*Brano da leggere:*
Baghdad 31/03/2004.  Si chiama Anouar. È un giovane sceicco sciita simpatico e sorridente. Se non fosse per il suo vestito, non si vedrebbe quasi che è un uomo di religione. Non ha quell’aria severa e quello sguardo quasi minaccioso che amano darsi tanti altri suoi colleghi. Anouar parla inglese abbastanza bene ed è aperto al dialogo con chiunque. Frequenta spesso gli uffici di alcune ONG italiane e dà loro spesso una mano a risolvere qualche problema. È in uno di questi uffici che l’ho incontrato e mi ha subito interessato. Intervistare un giovane uomo di religione, nonché attivista di un movimento politico religioso, per me, non è cosa semplice. Per anni, in Algeria, quelli come lui rappresentavano il nemico… un pericolo! Non so se sia il fatto di essere in un paese lontano dove uno straniero arabo può assumere una certa “neutralità” che mi fa cambiare angolo di visuale.

*Estratto dei dati:*
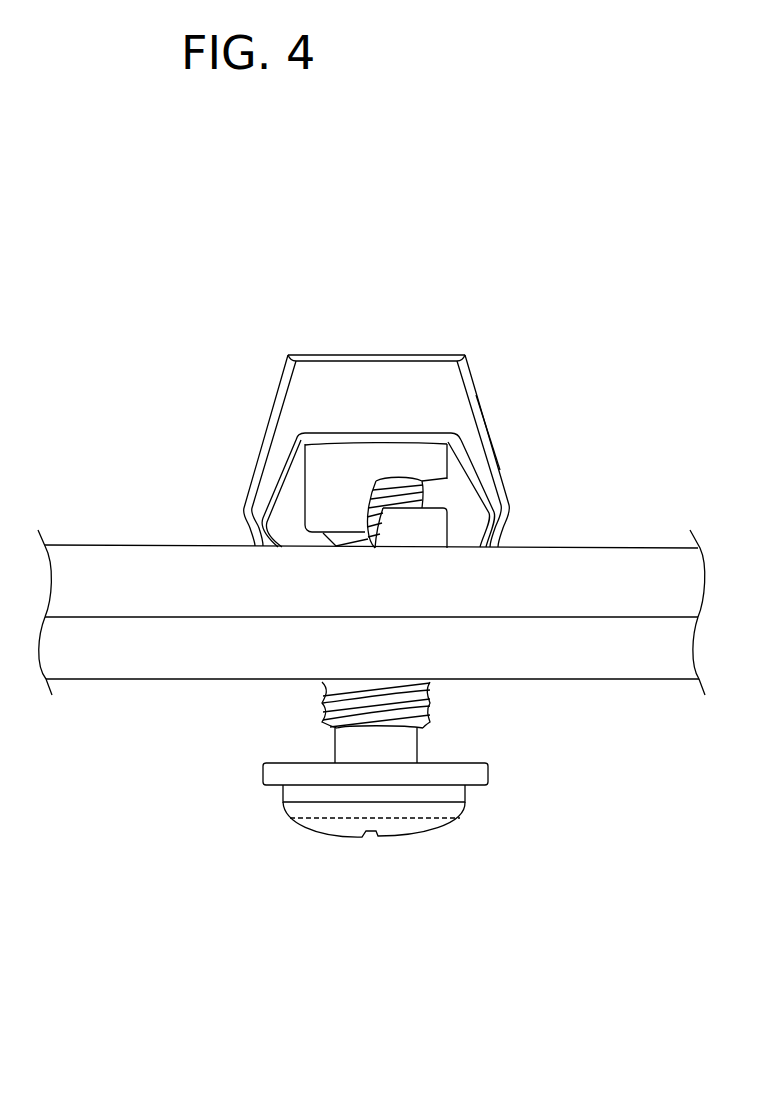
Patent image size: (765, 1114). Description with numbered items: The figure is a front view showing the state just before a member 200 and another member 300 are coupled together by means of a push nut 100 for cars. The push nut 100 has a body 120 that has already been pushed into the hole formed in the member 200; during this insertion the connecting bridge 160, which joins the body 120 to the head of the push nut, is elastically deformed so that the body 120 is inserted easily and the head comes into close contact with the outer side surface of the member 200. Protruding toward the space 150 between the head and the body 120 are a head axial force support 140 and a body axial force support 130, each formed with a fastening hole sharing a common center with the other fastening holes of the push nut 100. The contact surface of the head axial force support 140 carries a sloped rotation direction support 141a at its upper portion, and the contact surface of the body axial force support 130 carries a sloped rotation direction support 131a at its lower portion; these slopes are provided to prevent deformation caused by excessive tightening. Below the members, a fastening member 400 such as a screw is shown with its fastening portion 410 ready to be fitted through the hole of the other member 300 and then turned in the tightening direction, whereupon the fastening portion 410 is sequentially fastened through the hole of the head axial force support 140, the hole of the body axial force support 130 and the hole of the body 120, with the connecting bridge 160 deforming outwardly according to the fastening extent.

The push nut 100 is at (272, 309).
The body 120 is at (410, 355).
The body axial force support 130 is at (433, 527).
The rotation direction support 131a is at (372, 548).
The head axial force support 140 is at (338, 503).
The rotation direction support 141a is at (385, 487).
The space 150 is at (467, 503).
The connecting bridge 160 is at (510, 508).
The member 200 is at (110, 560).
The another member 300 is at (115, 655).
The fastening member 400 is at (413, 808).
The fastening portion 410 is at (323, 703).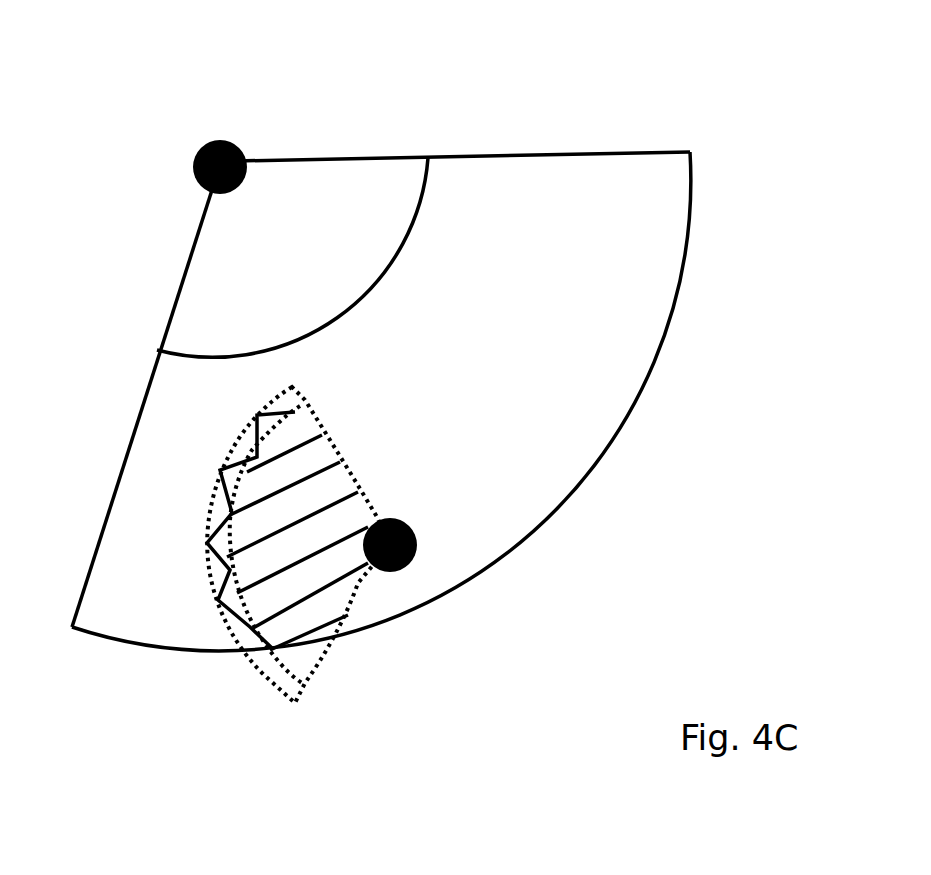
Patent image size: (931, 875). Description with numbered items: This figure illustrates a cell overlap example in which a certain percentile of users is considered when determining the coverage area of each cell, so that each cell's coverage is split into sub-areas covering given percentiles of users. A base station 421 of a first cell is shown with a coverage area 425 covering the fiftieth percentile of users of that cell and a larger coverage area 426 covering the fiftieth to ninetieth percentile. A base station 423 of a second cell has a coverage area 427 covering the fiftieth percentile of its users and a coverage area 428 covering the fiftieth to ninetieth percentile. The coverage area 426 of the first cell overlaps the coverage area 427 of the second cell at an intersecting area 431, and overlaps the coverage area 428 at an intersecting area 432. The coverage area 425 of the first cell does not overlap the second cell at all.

*Compiti da svolgere:*
- a) Estrai dal brano sullo sceicco Anouar il passo che comincia con "Baghdad 31/03/2004.  Si" e prosegue fino a "angolo di visuale.".
- b) Rispondi a queste domande sul brano dedicato allo sceicco Anouar:
(i) Quale lingua straniera parla abbastanza bene Anouar?
(ii) Di quali organizzazioni frequenta spesso gli uffici?
(iii) In quale paese, per anni, quelli come lui rappresentavano il nemico per chi scrive?

*Le soluzioni:*
- a)
Baghdad 31/03/2004.  Si chiama Anouar. È un giovane sceicco sciita simpatico e sorridente. Se non fosse per il suo vestito, non si vedrebbe quasi che è un uomo di religione. Non ha quell’aria severa e quello sguardo quasi minaccioso che amano darsi tanti altri suoi colleghi. Anouar parla inglese abbastanza bene ed è aperto al dialogo con chiunque. Frequenta spesso gli uffici di alcune ONG italiane e dà loro spesso una mano a risolvere qualche problema. È in uno di questi uffici che l’ho incontrato e mi ha subito interessato. Intervistare un giovane uomo di religione, nonché attivista di un movimento politico religioso, per me, non è cosa semplice. Per anni, in Algeria, quelli come lui rappresentavano il nemico… un pericolo! Non so se sia il fatto di essere in un paese lontano dove uno straniero arabo può assumere una certa “neutralità” che mi fa cambiare angolo di visuale.

- b)
(i) Anouar parla abbastanza bene l'inglese.
(ii) Frequenta spesso gli uffici di alcune ONG italiane.
(iii) Quel paese era l'Algeria.